REQUIRED TASK — Return the number of lines holding "kind", with nothing added.

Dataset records
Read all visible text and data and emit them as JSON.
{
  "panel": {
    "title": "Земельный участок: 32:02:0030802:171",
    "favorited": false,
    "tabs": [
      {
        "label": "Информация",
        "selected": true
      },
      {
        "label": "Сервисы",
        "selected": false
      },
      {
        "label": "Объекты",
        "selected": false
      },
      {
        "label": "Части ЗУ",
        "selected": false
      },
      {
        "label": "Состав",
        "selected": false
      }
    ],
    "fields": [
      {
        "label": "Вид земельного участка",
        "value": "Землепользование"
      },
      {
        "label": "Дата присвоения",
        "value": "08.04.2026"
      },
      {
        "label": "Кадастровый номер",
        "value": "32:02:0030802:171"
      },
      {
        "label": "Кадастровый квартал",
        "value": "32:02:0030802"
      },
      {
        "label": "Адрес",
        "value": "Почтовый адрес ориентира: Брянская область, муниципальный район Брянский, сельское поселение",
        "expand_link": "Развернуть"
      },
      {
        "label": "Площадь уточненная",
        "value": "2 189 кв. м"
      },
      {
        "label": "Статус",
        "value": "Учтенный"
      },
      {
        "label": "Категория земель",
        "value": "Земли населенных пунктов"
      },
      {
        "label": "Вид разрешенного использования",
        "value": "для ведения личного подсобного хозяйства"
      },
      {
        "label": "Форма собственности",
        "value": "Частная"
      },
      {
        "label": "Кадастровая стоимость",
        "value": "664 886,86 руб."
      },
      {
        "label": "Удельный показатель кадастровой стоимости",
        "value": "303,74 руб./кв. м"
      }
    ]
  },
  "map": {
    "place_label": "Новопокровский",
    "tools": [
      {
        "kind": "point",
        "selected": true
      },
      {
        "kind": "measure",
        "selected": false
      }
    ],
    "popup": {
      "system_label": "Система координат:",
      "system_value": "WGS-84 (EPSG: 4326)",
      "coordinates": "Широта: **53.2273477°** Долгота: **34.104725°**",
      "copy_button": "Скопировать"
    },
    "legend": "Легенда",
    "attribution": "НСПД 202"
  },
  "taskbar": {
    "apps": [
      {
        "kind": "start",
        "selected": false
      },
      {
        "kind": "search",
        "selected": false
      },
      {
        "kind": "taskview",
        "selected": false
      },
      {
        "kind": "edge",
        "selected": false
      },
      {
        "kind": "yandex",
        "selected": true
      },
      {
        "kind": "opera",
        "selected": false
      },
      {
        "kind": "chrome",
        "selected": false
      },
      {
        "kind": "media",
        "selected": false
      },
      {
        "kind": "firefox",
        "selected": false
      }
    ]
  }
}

OUTPUT OF THE TASK — 11